■ **The exercise**: Lines that hold the word "ylabel" should be located and copied.

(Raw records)
— begin —
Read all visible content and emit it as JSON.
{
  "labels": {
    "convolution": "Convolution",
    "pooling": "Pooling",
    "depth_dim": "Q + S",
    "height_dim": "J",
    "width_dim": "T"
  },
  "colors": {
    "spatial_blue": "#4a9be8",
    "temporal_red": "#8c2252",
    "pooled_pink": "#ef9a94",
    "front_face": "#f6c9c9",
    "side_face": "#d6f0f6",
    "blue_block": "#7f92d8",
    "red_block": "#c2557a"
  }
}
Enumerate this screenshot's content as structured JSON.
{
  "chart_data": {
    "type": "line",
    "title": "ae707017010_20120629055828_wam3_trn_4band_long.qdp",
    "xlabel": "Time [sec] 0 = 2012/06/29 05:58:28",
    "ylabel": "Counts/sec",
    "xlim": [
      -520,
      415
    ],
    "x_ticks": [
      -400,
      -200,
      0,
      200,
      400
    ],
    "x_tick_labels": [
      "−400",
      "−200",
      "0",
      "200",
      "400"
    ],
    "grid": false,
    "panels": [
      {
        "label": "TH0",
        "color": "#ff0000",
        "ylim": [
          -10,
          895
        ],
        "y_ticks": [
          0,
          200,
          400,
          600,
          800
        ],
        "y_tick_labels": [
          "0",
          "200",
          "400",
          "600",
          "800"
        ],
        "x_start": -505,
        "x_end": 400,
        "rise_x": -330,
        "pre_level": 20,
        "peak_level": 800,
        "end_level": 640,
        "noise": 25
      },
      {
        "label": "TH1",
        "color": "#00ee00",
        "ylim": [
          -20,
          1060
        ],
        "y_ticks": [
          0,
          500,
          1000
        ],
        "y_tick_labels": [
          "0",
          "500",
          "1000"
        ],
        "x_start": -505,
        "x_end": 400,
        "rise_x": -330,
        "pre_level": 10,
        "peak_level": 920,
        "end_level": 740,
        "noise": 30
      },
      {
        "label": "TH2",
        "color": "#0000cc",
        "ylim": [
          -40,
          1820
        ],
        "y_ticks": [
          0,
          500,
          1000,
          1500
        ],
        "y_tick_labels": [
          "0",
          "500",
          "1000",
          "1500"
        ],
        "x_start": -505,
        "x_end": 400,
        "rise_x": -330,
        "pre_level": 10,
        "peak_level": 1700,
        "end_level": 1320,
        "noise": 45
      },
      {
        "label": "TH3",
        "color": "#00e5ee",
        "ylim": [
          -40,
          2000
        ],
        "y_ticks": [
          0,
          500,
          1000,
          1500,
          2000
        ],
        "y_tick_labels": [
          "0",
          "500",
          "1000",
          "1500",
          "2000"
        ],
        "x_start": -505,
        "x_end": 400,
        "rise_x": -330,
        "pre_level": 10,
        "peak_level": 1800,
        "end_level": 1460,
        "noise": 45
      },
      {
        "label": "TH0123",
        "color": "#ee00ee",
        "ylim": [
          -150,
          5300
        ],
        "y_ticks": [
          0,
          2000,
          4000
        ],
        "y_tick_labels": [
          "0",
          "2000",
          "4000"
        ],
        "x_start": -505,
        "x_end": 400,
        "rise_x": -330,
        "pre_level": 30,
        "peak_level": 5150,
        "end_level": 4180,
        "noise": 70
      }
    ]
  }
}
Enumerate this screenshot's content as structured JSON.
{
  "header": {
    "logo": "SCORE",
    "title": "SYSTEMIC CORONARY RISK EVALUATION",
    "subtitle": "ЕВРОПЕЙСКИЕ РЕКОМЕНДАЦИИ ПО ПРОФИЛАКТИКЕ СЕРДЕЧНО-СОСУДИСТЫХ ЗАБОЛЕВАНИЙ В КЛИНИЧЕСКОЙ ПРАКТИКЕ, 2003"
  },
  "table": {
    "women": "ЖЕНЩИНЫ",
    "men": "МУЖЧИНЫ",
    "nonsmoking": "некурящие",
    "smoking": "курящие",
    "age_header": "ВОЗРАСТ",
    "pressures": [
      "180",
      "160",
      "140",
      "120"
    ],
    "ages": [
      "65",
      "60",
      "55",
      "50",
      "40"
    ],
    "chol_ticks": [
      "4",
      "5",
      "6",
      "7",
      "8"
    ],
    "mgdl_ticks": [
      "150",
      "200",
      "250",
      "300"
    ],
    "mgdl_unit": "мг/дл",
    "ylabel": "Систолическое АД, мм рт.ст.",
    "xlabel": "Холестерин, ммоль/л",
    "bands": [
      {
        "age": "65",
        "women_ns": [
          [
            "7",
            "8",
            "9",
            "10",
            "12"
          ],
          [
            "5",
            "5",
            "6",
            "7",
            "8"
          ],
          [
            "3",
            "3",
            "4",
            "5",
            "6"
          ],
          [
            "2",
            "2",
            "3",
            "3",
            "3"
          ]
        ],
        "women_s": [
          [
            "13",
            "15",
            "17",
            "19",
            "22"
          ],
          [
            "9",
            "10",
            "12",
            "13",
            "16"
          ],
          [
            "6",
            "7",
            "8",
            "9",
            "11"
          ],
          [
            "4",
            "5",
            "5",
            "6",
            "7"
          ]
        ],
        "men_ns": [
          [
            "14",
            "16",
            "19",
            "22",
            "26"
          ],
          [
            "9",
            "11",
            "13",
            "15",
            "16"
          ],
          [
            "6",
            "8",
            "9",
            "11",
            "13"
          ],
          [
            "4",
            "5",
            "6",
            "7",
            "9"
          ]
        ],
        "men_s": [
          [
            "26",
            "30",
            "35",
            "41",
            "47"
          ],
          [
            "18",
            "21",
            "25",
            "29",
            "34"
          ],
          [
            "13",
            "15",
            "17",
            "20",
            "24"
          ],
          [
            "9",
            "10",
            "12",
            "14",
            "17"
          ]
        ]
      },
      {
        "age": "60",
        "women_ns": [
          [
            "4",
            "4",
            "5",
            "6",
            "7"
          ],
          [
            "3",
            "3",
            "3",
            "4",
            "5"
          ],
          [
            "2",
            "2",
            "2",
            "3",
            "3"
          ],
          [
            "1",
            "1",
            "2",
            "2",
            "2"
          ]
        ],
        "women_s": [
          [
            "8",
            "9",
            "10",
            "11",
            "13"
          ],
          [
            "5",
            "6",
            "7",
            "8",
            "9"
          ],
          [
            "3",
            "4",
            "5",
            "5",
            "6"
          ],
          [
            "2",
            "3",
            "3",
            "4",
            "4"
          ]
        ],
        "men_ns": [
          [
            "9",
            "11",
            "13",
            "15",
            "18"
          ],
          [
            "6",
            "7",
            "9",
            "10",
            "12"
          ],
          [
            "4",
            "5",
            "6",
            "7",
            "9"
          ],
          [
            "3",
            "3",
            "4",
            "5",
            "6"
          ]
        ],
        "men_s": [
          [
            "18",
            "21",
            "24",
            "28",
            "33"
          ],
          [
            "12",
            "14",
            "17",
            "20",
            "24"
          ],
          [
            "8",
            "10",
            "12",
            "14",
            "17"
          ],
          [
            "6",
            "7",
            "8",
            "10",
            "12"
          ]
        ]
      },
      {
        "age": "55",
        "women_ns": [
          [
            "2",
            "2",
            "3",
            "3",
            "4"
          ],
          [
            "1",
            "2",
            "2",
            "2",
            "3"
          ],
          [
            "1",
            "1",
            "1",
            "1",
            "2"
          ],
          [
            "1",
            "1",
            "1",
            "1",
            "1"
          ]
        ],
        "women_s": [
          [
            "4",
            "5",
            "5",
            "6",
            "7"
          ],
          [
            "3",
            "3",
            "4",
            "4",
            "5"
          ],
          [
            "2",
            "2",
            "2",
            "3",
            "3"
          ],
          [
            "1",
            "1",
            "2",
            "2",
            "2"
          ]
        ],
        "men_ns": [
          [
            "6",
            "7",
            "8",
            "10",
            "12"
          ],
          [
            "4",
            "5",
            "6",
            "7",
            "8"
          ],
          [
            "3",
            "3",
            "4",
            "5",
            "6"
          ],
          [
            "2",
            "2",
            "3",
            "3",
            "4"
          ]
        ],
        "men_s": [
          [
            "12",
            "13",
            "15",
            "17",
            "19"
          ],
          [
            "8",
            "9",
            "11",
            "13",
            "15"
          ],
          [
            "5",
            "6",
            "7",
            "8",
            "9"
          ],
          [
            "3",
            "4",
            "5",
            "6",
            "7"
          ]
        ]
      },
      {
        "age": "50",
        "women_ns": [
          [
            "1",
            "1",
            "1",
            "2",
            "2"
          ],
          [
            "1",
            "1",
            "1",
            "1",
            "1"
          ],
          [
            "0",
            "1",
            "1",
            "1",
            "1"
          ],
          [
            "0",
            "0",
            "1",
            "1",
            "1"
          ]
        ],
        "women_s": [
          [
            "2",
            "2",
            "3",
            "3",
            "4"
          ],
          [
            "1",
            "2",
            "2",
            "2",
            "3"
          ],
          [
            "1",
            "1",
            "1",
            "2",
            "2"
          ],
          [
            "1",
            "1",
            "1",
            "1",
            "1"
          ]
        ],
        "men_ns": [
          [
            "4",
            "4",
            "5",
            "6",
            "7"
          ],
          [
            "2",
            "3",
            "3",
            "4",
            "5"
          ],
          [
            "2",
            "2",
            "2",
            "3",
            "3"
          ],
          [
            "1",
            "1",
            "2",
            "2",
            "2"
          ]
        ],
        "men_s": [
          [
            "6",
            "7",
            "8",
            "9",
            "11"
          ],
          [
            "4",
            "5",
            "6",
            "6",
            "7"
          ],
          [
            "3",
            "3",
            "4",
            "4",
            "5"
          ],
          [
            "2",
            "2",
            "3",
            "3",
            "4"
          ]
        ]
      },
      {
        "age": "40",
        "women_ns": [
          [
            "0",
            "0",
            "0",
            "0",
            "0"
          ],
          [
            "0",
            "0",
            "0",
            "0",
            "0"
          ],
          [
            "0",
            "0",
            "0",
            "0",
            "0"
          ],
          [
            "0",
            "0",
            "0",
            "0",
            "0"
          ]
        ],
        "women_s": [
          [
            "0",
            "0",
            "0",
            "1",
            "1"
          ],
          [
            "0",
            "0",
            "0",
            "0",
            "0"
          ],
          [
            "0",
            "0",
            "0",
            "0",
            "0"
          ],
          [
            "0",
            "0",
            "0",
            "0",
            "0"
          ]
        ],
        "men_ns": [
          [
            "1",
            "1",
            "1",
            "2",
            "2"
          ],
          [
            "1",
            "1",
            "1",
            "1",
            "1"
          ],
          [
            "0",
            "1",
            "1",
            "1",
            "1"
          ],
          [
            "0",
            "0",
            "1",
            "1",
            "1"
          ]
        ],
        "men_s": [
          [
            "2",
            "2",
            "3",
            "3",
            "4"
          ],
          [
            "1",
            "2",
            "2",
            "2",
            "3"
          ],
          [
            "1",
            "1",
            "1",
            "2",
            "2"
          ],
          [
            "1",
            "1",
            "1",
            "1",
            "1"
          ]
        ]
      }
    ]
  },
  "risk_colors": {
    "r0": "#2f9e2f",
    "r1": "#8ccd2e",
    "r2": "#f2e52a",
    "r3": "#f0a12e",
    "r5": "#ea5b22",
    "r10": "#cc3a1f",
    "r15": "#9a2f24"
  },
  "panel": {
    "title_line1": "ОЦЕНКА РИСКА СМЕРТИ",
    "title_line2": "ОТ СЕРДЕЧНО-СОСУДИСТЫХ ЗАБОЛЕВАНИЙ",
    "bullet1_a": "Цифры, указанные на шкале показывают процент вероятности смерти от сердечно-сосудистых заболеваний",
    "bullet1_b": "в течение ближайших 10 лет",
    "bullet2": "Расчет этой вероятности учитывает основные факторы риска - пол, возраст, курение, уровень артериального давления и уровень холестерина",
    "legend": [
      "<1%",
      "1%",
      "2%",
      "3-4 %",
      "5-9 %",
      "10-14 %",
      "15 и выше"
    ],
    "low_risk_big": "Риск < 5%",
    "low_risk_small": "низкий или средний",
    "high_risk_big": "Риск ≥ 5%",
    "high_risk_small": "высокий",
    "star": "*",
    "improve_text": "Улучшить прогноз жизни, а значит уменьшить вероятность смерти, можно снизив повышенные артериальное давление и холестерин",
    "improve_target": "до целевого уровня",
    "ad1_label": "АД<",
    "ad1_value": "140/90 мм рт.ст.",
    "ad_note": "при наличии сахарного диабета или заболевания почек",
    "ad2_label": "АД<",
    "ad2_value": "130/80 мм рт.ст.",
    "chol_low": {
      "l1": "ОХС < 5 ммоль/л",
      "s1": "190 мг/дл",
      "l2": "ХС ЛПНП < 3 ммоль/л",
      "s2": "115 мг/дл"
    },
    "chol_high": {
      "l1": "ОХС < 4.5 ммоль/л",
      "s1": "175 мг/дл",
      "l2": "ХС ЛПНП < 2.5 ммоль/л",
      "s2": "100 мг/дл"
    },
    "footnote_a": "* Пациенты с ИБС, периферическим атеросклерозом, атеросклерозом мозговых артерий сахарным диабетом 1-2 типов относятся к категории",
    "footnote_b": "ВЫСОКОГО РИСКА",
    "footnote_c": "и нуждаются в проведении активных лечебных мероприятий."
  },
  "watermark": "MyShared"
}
— end —
■ **Final result**:
    "ylabel": "Counts/sec",
    "ylabel": "Систолическое АД, мм рт.ст.",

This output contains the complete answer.